* _Requirements_
Copy out all lines that carry the word "title".

* _Supplied data_
=======
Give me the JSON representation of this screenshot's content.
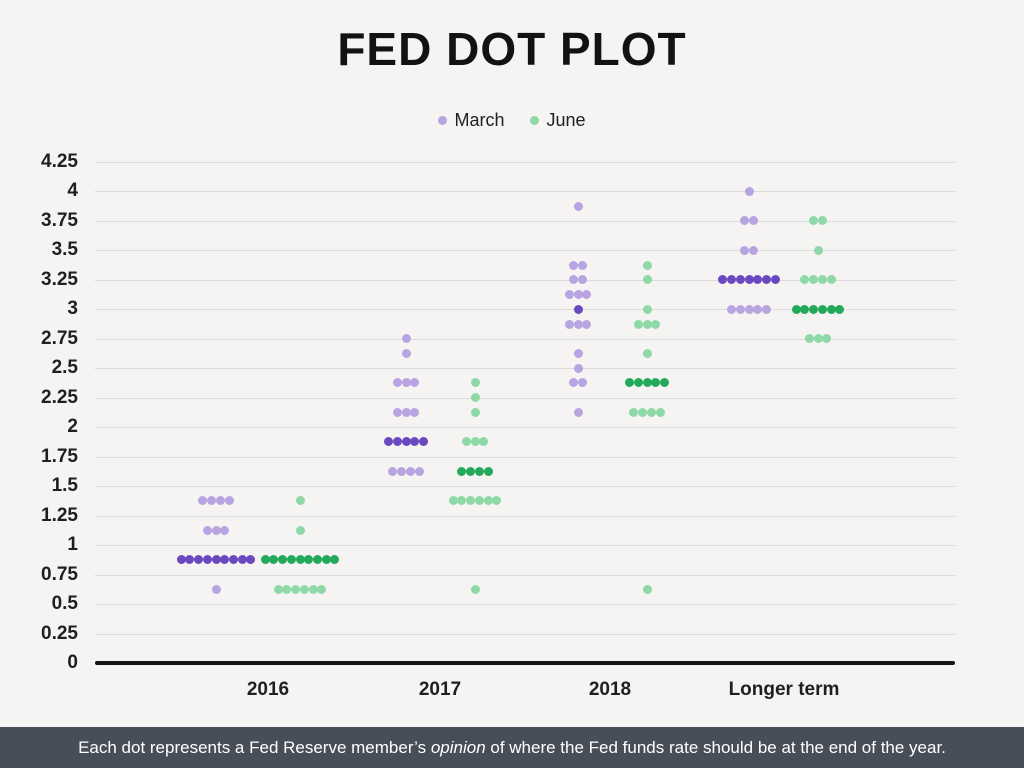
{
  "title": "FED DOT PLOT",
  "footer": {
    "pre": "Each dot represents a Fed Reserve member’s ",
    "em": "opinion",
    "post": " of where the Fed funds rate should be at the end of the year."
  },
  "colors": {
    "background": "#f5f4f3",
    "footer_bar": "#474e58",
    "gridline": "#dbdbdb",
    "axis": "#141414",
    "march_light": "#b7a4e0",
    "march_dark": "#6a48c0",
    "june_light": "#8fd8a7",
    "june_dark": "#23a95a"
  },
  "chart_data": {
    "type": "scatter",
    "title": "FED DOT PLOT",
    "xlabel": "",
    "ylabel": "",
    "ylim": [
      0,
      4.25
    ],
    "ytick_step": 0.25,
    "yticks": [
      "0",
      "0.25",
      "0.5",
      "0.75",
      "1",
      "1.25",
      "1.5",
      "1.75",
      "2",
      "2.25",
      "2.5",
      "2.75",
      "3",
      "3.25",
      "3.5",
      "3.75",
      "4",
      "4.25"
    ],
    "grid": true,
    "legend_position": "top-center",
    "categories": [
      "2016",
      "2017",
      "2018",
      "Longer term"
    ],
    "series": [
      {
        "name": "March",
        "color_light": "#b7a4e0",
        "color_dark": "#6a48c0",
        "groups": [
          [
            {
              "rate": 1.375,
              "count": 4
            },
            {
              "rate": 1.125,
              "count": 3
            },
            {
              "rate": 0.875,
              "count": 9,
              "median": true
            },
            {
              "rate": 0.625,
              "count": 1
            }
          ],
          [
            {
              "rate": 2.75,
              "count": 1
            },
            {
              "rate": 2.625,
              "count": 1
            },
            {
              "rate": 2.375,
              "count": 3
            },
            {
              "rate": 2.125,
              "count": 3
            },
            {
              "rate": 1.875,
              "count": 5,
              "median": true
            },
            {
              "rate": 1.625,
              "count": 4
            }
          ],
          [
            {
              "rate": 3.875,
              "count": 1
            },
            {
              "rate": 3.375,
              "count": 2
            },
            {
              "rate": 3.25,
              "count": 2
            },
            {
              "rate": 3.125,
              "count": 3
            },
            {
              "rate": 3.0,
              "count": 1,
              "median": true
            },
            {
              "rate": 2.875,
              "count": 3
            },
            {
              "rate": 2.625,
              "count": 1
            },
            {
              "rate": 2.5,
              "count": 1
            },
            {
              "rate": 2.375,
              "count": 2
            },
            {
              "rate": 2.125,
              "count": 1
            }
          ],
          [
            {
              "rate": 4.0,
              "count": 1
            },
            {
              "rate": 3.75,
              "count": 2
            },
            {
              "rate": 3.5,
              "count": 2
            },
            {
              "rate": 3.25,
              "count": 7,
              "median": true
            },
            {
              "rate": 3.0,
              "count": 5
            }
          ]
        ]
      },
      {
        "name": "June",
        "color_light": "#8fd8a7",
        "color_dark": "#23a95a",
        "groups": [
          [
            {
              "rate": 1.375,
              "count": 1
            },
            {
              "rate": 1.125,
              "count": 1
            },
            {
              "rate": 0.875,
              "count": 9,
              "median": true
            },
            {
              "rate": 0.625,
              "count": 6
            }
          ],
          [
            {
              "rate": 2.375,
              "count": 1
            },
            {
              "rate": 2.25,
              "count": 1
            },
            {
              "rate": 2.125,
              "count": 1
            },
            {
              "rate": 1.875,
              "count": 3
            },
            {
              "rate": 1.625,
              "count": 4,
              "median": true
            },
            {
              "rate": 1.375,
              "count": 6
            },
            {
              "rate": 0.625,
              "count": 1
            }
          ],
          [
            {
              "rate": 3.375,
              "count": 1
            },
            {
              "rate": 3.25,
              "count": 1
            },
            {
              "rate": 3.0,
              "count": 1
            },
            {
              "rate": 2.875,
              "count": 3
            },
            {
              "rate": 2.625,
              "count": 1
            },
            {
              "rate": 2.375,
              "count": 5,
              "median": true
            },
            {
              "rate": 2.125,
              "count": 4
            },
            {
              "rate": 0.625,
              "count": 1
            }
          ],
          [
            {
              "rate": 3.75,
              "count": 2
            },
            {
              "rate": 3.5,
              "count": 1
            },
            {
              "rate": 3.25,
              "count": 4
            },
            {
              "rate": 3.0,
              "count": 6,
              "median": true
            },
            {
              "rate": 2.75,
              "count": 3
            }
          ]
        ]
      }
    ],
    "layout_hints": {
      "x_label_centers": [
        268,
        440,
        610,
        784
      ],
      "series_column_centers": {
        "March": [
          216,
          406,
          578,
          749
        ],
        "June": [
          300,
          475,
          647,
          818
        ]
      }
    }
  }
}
=======
* _Answer to this problem_
  "title": "FED DOT PLOT",
    "title": "FED DOT PLOT",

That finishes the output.